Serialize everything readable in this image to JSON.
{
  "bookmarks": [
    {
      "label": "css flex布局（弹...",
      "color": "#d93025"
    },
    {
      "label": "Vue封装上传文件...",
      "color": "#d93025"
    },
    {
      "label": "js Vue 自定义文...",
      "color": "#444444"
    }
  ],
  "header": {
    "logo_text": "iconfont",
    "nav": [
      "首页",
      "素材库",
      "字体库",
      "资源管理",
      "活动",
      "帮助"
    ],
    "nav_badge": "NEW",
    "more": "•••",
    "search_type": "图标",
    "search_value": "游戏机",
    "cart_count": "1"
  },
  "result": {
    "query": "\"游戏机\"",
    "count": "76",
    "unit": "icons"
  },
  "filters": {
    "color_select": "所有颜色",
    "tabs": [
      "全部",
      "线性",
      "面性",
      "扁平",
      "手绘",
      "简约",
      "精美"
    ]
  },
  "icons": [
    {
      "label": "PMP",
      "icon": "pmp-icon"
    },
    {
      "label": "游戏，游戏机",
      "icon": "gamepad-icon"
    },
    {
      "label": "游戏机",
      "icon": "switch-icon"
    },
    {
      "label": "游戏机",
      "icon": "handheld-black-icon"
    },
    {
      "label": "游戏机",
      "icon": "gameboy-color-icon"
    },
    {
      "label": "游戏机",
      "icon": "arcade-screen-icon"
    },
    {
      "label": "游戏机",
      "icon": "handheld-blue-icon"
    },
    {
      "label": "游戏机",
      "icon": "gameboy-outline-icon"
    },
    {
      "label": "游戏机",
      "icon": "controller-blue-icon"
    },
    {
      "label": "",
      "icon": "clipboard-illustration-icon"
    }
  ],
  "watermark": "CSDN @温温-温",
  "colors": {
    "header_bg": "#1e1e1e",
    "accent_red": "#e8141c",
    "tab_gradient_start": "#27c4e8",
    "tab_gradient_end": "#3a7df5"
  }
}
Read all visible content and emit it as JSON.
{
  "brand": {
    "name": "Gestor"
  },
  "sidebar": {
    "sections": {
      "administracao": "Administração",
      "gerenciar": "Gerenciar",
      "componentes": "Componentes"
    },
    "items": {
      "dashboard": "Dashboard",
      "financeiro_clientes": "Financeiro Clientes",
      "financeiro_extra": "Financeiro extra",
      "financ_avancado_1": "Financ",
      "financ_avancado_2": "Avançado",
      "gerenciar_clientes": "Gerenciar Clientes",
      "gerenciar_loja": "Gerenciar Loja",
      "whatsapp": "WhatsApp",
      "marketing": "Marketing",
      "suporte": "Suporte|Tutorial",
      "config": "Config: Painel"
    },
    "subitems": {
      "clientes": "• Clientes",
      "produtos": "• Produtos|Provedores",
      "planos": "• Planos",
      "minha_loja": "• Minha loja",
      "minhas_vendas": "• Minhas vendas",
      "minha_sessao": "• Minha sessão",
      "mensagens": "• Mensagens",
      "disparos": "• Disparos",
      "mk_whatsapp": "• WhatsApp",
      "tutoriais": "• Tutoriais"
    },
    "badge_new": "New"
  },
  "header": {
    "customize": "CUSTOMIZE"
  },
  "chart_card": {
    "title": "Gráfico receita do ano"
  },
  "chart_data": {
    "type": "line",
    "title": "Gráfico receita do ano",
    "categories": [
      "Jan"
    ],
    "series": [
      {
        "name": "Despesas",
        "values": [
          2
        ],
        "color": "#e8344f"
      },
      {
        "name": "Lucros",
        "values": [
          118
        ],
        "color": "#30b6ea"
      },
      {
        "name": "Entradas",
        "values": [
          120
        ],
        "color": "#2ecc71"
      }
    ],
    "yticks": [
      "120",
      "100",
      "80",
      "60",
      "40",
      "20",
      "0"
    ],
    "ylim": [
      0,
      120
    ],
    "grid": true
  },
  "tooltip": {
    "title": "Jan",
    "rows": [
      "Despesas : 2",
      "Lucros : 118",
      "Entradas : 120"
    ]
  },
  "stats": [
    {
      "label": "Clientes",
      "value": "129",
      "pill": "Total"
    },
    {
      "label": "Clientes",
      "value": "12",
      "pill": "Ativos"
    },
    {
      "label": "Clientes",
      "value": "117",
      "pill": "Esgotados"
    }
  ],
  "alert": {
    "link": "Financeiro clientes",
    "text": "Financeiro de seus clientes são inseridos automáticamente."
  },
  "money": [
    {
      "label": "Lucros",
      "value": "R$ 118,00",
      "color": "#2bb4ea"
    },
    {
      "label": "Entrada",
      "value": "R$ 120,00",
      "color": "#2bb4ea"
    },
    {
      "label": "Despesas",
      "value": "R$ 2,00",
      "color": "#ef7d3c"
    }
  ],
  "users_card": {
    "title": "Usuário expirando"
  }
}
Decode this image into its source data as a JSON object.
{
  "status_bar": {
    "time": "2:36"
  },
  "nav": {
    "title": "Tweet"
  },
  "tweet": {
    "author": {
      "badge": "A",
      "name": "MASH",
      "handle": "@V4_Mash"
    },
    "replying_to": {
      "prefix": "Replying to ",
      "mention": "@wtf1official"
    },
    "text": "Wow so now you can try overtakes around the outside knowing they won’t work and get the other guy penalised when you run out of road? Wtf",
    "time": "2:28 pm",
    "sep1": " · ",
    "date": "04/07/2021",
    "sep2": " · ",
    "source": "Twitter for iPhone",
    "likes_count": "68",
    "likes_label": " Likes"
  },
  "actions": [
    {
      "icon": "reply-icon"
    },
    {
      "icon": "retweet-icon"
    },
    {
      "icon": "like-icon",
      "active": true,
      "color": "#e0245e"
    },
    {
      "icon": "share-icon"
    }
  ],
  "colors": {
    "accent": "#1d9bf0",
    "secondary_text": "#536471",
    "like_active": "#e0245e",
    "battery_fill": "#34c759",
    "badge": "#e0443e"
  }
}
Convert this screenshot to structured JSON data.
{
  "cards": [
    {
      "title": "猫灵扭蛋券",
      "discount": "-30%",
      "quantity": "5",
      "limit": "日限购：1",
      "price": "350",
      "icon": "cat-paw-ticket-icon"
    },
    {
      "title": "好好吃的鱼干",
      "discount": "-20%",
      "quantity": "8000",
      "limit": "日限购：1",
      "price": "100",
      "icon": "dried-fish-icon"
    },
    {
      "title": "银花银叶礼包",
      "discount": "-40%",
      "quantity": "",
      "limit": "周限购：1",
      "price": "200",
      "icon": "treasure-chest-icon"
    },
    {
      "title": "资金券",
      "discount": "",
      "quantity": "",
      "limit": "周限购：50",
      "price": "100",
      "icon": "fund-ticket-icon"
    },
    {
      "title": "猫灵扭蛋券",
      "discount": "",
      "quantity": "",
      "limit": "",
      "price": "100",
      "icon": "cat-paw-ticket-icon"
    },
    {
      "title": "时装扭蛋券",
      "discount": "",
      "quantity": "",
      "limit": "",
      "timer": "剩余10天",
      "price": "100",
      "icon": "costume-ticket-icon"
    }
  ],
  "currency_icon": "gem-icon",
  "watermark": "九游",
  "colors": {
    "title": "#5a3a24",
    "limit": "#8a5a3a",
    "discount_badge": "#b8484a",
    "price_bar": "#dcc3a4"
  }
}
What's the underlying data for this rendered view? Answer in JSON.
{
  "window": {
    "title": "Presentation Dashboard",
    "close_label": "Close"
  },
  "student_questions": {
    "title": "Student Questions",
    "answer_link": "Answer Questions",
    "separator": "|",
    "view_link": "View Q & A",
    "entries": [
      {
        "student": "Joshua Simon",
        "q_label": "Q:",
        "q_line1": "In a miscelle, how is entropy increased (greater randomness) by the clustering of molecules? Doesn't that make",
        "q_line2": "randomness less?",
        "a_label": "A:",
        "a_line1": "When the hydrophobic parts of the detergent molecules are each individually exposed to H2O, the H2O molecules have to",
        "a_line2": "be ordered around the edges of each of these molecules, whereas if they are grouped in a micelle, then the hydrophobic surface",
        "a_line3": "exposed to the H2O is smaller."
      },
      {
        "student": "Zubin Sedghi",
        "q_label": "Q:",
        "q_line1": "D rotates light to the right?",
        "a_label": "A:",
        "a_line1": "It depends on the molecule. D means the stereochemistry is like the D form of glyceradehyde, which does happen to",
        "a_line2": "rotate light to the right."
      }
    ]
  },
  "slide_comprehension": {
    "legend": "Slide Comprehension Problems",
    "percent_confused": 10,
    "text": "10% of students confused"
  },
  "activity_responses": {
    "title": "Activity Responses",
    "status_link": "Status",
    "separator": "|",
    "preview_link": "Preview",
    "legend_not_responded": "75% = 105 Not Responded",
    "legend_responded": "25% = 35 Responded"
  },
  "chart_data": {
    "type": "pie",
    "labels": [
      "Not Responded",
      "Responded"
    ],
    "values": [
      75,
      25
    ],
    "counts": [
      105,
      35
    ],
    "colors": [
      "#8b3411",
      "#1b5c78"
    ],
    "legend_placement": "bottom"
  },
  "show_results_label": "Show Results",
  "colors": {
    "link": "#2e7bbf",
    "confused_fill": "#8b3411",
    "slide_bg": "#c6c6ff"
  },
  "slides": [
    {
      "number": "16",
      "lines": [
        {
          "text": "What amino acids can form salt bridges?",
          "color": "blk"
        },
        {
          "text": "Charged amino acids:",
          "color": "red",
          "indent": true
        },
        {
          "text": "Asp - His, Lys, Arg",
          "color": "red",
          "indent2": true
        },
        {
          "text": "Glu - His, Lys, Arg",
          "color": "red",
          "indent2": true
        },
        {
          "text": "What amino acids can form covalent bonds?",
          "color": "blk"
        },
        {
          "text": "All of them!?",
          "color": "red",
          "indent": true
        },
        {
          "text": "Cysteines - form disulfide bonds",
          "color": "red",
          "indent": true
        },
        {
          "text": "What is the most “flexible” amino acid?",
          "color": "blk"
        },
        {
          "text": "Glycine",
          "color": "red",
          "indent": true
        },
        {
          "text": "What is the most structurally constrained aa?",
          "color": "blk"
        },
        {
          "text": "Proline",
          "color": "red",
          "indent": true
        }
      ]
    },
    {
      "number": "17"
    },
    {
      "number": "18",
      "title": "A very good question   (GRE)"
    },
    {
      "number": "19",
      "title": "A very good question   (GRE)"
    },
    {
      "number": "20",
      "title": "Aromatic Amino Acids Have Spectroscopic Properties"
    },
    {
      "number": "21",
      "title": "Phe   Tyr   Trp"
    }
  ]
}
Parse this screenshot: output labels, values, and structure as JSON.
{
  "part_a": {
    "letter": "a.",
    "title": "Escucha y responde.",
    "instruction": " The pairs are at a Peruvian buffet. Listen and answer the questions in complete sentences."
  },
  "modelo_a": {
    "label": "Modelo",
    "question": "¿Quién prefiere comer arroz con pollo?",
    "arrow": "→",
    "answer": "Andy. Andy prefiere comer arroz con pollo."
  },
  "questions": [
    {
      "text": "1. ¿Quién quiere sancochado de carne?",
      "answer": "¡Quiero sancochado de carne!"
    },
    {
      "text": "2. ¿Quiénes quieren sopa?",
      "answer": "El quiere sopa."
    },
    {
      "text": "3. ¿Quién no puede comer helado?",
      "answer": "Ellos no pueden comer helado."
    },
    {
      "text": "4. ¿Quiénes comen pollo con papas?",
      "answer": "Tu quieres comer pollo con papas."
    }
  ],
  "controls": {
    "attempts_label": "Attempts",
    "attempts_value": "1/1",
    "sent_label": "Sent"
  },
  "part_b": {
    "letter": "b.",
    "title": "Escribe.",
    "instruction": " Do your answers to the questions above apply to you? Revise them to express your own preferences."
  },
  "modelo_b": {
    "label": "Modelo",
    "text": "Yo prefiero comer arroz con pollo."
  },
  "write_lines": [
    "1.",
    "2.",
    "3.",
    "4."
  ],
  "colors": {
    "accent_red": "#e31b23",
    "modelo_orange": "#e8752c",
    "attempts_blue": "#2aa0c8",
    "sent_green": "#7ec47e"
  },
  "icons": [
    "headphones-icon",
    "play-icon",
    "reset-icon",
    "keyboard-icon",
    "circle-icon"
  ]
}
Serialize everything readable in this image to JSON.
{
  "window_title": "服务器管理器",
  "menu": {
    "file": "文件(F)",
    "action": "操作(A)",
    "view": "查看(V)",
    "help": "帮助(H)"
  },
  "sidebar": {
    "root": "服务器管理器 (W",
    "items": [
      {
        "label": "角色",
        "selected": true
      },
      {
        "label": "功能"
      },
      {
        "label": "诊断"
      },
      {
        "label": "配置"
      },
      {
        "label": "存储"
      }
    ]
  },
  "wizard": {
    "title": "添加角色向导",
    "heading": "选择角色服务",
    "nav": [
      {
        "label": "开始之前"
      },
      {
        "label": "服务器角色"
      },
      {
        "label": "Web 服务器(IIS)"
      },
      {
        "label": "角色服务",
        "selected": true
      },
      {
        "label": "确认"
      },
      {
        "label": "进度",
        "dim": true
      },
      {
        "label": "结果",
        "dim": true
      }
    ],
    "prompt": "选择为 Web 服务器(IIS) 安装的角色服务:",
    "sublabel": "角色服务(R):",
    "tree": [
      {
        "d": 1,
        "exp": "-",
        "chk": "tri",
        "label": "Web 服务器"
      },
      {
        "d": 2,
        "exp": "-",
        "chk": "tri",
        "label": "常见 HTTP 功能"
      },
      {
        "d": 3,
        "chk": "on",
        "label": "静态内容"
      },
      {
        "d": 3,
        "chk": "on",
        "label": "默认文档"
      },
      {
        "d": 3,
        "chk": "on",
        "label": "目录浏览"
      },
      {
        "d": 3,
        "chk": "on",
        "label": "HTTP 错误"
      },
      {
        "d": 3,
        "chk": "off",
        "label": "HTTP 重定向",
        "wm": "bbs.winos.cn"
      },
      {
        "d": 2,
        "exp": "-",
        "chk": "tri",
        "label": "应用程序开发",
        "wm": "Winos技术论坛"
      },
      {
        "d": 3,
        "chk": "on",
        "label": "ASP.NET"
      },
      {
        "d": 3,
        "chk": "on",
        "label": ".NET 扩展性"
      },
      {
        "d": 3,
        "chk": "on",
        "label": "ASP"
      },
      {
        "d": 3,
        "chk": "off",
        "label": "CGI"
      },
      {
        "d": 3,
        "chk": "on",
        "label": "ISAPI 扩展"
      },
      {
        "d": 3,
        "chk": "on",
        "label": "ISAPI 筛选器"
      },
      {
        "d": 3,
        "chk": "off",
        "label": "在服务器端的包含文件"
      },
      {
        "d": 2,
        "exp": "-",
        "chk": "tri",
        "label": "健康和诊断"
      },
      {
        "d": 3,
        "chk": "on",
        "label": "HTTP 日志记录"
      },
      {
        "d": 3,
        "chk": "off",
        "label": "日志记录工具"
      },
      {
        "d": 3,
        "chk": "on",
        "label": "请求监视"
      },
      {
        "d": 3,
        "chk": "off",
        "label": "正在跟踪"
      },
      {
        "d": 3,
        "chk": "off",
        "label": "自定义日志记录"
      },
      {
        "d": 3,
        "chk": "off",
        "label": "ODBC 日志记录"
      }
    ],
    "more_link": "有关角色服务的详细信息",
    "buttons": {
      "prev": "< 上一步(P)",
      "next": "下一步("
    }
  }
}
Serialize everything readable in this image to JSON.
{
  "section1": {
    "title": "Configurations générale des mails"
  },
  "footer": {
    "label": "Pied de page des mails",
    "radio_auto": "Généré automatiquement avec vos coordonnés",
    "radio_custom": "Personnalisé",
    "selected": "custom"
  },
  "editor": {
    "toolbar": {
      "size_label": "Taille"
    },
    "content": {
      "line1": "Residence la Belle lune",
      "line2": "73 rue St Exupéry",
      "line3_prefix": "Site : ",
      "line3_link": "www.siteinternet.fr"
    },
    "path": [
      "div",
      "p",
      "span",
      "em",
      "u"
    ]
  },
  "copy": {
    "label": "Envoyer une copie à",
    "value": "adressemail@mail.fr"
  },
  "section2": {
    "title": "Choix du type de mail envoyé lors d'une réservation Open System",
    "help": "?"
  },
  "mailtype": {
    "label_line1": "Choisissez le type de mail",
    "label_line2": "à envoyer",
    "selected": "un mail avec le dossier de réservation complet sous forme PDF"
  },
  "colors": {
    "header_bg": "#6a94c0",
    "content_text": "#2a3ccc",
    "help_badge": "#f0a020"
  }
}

§ The problem
Filter the entries down to the lines containing "name". Copy each of those lines.

§ Solution for this task
    "name": "Gestor"
        "name": "Despesas",
        "name": "Lucros",
        "name": "Entradas",
      "name": "MASH",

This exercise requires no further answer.